→ **Supplied material**:
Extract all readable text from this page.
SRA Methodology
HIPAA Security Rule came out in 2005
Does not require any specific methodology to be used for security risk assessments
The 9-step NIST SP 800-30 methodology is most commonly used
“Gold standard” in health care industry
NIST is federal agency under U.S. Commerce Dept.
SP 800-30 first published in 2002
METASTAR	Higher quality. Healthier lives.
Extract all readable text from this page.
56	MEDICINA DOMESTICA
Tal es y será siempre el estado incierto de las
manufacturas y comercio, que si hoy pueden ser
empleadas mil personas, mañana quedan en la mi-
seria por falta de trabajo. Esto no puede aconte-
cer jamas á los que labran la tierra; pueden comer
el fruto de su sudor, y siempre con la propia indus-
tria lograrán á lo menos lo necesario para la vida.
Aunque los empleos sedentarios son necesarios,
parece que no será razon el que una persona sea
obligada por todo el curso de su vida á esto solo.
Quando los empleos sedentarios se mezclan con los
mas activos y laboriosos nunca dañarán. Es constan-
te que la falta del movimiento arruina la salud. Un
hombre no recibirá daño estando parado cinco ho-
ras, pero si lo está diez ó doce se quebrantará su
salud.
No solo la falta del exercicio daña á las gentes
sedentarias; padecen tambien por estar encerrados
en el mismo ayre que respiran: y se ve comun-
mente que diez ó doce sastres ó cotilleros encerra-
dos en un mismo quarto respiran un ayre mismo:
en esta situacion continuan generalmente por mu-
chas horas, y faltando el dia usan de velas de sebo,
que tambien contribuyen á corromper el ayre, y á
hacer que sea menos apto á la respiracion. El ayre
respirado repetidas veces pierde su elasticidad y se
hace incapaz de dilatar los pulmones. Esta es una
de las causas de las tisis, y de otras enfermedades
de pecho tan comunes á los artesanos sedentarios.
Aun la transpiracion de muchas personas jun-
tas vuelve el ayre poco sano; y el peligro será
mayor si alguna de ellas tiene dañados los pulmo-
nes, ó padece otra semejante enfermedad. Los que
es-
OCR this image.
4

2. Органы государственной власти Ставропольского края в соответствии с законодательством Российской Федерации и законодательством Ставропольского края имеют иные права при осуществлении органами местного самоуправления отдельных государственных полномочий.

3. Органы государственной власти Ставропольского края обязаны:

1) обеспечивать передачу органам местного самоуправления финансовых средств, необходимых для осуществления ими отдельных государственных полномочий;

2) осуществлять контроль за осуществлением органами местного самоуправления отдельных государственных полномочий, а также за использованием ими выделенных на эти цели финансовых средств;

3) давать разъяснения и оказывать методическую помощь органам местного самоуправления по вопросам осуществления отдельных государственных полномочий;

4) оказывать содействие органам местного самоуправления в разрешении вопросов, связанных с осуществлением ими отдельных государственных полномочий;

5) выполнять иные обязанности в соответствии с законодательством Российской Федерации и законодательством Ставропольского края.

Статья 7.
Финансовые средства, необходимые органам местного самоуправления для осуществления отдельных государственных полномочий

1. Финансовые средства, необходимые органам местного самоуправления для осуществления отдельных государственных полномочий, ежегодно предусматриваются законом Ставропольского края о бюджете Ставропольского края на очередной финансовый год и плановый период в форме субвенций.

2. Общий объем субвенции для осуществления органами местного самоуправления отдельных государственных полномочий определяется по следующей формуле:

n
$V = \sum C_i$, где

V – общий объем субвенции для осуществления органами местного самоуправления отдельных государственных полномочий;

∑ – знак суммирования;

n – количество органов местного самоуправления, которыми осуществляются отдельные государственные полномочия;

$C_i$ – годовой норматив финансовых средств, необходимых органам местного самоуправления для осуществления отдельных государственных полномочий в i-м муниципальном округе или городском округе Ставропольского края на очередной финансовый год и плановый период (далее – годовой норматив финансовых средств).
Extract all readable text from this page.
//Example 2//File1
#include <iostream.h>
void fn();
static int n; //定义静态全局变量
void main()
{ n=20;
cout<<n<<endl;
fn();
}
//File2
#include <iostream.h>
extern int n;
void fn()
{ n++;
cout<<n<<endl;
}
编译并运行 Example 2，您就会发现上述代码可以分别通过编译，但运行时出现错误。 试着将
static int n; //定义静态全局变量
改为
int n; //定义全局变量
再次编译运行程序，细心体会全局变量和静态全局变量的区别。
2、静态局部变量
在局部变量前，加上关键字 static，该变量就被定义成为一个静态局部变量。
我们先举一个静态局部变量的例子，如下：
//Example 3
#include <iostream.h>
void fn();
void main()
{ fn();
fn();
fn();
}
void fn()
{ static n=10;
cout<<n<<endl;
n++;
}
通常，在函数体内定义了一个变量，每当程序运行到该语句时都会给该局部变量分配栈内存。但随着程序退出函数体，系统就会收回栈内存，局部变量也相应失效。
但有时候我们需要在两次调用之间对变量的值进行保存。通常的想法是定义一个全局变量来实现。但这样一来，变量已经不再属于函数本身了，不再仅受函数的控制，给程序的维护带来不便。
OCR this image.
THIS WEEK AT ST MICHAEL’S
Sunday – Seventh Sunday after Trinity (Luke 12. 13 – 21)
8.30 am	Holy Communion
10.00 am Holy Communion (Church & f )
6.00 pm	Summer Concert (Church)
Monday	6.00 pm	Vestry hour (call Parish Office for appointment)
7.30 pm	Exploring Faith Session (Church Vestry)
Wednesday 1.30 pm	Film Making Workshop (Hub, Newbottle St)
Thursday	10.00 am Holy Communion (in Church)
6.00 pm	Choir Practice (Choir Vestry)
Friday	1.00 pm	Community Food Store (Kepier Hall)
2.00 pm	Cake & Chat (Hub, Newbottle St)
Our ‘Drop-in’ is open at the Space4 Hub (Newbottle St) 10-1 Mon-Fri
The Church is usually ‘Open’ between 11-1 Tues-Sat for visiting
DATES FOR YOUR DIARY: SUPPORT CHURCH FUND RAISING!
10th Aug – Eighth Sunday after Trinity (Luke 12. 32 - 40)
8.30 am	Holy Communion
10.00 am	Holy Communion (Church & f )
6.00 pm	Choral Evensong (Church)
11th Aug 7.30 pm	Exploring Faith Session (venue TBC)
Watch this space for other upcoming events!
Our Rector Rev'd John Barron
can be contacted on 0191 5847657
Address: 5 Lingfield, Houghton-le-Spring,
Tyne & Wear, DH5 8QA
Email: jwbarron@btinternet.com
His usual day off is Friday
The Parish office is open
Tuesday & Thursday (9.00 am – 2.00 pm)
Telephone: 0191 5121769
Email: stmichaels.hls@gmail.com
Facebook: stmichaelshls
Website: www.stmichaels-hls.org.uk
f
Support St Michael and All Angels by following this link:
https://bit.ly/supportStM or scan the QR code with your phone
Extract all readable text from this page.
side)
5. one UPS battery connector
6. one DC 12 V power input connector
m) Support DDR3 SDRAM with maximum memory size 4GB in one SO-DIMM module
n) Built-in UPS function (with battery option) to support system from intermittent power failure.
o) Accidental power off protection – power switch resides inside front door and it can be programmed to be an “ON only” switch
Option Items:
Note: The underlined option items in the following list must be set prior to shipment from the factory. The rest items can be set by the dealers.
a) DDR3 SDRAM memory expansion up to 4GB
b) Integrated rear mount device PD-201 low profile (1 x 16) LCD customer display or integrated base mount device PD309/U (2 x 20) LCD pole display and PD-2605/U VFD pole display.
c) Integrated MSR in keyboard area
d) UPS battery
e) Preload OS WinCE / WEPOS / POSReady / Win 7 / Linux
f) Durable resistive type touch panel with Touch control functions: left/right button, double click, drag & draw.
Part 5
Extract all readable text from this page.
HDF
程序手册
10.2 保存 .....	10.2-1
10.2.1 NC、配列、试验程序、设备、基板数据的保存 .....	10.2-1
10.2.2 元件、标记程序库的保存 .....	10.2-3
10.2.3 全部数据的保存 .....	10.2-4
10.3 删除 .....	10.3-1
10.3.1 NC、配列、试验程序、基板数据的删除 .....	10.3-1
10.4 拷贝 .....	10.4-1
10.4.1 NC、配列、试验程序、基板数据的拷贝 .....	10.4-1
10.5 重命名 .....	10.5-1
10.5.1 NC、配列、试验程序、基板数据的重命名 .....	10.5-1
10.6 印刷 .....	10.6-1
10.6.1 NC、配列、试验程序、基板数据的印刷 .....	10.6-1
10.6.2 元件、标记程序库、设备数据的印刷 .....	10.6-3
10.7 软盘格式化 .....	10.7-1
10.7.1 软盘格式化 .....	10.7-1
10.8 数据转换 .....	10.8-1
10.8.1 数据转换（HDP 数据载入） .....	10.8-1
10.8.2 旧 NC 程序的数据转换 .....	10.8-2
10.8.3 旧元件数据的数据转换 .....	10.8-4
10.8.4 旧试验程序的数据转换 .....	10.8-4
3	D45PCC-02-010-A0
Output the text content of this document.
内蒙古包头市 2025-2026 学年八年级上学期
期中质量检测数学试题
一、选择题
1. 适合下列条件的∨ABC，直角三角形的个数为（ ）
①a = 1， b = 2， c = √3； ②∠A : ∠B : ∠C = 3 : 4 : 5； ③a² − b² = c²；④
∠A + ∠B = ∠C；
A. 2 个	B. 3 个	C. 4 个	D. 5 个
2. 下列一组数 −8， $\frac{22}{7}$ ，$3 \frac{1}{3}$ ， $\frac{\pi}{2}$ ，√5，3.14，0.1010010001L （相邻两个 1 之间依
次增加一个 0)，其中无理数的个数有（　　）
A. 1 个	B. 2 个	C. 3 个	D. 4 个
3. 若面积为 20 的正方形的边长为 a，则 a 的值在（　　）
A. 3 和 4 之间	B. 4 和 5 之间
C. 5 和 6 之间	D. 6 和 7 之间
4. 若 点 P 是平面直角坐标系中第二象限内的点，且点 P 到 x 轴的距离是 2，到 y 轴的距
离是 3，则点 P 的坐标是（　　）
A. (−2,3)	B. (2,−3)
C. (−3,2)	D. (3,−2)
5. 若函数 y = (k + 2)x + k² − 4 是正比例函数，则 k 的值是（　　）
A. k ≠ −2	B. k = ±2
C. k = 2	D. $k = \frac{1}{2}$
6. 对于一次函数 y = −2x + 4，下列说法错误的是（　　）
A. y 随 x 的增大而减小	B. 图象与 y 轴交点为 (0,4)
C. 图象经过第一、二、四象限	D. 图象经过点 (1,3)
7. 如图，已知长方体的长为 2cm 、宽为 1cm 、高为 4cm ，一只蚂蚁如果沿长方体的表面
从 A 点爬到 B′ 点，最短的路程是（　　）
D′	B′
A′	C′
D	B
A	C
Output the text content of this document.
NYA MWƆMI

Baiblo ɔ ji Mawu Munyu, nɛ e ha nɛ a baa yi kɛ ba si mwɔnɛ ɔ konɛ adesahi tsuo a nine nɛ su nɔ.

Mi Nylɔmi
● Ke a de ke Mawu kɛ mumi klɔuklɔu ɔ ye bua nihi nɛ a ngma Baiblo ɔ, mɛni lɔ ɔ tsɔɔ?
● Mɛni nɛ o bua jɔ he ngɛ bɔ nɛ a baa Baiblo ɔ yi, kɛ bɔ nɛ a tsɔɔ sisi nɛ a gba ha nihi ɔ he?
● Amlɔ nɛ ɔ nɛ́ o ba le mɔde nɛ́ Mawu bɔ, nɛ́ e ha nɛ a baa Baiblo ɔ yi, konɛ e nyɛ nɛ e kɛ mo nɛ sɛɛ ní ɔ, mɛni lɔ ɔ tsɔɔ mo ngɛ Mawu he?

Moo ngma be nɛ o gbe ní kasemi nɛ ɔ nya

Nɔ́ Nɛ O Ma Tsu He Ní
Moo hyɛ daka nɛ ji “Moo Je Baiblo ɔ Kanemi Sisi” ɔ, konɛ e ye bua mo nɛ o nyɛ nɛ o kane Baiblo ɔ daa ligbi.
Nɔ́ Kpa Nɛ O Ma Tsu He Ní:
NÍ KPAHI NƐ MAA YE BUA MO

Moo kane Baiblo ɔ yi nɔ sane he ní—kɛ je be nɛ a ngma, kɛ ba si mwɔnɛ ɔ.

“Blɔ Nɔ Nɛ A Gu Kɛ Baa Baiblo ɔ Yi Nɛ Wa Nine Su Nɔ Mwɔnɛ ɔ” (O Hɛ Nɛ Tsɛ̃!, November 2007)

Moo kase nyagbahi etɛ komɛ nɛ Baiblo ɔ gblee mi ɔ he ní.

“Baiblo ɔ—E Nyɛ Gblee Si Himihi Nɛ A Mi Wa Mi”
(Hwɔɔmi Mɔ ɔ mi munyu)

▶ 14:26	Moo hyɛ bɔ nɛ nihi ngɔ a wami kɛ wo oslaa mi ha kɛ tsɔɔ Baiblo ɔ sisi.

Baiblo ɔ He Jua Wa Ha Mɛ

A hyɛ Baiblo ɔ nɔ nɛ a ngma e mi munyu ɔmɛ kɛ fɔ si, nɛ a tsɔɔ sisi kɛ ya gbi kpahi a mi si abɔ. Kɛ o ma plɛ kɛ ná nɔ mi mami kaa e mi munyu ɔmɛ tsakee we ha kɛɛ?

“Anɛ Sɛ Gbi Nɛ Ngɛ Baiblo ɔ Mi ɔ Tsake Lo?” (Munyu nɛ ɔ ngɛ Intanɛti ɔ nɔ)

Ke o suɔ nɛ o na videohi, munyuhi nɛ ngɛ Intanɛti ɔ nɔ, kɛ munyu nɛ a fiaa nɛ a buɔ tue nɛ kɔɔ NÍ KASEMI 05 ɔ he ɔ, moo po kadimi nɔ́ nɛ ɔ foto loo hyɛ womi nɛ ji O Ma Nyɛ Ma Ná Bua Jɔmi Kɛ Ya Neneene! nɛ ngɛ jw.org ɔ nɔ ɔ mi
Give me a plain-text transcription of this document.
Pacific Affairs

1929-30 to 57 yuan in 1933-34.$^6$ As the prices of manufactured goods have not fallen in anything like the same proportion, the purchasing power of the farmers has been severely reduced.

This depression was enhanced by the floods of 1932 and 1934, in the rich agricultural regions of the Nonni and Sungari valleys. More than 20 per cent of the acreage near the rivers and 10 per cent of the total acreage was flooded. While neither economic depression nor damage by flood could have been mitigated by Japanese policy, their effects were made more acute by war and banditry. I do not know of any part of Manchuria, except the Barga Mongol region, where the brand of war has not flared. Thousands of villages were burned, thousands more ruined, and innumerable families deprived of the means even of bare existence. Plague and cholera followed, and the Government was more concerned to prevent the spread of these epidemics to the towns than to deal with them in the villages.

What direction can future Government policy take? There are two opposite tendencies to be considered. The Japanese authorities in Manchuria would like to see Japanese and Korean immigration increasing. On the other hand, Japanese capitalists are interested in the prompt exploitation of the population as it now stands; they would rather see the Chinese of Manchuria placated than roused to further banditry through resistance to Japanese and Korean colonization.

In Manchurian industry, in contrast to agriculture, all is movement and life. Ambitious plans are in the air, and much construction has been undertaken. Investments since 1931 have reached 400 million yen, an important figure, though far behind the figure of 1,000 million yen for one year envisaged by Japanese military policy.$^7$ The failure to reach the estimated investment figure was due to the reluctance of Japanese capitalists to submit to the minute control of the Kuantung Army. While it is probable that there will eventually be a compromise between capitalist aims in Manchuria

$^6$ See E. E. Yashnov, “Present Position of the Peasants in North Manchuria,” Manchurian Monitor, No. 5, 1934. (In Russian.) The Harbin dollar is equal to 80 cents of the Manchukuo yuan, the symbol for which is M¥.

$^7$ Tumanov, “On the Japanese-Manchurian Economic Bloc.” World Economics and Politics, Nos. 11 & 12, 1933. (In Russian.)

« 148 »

→ **Task details**: Show all lines in the entries above where the word "плановый" appears.

→ **Expected answer**:
1. Финансовые средства, необходимые органам местного самоуправления для осуществления отдельных государственных полномочий, ежегодно предусматриваются законом Ставропольского края о бюджете Ставропольского края на очередной финансовый год и плановый период в форме субвенций.
$C_i$ – годовой норматив финансовых средств, необходимых органам местного самоуправления для осуществления отдельных государственных полномочий в i-м муниципальном округе или городском округе Ставропольского края на очередной финансовый год и плановый период (далее – годовой норматив финансовых средств).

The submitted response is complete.